Supplied records:
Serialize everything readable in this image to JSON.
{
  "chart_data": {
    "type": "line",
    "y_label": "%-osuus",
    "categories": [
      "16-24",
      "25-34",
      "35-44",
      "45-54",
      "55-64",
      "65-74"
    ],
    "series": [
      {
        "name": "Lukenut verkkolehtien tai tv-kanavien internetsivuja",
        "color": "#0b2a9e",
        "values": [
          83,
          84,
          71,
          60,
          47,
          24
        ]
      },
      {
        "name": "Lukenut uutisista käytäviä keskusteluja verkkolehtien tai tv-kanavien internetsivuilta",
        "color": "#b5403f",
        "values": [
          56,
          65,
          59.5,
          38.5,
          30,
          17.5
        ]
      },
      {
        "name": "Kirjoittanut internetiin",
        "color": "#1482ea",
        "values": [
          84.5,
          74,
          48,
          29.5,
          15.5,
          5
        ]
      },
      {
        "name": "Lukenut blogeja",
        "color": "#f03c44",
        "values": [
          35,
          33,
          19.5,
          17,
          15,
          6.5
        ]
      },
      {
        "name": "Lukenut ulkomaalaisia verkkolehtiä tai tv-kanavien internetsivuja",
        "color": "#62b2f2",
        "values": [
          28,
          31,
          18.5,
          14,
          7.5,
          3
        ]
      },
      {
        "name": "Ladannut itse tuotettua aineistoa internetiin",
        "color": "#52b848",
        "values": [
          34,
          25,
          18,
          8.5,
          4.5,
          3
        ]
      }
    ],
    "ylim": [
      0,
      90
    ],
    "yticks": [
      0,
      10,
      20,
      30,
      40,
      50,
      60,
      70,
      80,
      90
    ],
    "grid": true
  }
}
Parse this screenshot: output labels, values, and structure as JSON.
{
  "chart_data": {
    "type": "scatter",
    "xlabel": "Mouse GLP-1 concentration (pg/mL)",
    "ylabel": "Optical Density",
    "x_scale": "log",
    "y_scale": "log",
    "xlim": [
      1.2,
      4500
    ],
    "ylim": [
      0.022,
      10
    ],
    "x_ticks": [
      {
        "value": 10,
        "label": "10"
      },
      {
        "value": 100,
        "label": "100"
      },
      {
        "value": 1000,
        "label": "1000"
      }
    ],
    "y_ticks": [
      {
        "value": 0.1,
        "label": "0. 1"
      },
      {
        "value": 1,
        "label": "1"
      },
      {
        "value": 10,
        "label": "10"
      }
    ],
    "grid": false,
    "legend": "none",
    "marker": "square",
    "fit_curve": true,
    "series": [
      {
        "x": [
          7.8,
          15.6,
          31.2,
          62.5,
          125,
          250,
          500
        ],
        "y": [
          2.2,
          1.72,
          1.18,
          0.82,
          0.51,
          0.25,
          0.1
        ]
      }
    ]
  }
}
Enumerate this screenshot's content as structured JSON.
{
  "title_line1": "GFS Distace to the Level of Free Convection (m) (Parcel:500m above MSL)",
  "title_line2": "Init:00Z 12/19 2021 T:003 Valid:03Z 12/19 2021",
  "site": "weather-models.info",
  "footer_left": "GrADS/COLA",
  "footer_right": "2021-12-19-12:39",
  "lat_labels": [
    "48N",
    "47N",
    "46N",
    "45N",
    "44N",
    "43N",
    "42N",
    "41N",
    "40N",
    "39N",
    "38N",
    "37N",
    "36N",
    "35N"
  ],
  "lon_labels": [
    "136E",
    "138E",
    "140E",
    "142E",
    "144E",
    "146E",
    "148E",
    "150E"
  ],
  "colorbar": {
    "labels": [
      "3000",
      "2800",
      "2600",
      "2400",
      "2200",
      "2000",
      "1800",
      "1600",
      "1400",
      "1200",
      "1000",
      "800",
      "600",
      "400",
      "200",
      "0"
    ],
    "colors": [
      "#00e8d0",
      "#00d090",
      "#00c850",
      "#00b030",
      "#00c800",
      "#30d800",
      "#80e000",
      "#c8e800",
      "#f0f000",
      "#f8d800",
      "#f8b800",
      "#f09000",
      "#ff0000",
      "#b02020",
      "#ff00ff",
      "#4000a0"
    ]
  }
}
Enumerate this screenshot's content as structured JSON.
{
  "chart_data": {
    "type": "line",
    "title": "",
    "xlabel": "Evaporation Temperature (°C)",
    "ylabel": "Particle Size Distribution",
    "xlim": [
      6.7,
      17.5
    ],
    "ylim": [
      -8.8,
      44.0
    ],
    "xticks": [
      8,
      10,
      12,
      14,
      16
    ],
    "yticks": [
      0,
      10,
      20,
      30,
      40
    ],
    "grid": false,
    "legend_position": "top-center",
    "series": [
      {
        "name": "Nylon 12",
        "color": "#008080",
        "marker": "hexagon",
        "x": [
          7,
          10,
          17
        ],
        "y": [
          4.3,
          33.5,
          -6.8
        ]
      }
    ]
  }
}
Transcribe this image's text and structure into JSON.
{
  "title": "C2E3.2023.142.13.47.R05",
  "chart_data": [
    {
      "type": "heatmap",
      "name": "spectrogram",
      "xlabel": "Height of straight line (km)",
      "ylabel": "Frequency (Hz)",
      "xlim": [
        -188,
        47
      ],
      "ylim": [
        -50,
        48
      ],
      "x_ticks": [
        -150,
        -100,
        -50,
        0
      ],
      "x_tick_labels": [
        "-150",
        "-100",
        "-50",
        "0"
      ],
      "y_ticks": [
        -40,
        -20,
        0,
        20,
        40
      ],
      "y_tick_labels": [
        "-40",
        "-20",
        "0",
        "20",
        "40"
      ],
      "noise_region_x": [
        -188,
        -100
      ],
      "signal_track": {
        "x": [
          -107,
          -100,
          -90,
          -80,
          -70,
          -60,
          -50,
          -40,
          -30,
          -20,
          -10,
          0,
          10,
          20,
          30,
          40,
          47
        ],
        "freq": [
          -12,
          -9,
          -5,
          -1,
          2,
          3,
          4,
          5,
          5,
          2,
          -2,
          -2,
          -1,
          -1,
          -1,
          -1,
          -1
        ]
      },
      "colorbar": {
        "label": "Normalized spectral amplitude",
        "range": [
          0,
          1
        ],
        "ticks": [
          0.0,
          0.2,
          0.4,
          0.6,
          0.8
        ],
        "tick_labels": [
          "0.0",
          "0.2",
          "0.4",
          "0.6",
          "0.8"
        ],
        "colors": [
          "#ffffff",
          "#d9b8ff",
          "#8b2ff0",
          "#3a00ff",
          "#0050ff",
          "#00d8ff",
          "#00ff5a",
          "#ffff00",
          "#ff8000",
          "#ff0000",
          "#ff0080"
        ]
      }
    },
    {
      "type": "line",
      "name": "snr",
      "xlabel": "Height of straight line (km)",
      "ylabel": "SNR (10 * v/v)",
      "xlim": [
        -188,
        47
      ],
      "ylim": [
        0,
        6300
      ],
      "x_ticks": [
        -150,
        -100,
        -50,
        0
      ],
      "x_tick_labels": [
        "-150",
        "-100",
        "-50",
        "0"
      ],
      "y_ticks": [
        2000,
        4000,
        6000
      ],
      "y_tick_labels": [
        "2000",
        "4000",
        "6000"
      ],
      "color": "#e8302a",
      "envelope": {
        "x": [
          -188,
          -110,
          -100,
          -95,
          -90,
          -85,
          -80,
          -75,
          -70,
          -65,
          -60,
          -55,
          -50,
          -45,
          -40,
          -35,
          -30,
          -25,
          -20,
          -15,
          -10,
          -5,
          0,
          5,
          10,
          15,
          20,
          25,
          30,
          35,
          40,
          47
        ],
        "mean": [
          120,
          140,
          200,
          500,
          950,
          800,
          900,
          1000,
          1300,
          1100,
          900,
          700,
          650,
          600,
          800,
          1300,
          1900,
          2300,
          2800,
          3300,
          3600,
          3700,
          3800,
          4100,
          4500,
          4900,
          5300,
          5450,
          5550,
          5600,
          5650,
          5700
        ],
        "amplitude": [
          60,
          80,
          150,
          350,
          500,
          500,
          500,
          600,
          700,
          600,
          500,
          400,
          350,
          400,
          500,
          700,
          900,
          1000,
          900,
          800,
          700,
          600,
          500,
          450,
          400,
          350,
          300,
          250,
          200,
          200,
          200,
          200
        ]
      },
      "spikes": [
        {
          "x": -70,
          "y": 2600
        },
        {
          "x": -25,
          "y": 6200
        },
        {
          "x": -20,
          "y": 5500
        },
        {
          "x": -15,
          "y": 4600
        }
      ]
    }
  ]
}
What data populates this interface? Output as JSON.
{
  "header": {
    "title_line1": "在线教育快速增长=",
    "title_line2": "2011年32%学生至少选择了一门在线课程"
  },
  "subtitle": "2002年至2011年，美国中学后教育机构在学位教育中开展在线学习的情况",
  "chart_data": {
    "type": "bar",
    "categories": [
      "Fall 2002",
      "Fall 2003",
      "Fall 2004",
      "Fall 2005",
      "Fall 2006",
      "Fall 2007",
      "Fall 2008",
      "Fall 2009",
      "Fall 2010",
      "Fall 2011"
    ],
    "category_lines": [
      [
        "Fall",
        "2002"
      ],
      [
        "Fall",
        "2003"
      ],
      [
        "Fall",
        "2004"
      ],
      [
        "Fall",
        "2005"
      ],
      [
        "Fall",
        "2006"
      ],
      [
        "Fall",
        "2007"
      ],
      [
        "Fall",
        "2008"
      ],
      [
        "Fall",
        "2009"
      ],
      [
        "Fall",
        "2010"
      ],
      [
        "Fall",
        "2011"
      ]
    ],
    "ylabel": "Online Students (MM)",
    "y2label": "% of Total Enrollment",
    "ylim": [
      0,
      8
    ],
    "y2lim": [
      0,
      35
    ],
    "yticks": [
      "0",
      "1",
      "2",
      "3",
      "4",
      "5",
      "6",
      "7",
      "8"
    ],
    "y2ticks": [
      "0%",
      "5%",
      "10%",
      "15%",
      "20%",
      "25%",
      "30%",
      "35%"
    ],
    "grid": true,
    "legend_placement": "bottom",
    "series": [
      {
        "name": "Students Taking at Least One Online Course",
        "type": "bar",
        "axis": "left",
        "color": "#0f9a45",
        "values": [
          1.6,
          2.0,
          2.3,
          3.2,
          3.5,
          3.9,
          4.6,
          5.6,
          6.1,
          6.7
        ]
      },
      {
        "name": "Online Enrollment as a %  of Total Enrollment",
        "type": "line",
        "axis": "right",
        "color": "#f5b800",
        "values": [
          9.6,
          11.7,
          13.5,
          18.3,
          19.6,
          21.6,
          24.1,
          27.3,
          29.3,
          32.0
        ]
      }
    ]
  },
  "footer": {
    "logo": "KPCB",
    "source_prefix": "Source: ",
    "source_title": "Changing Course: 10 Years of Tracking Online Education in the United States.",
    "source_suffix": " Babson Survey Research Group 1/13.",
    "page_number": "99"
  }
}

What you should do: Above is a listing; report how many of its lines include the word "name", giving the number only.

Task result: 11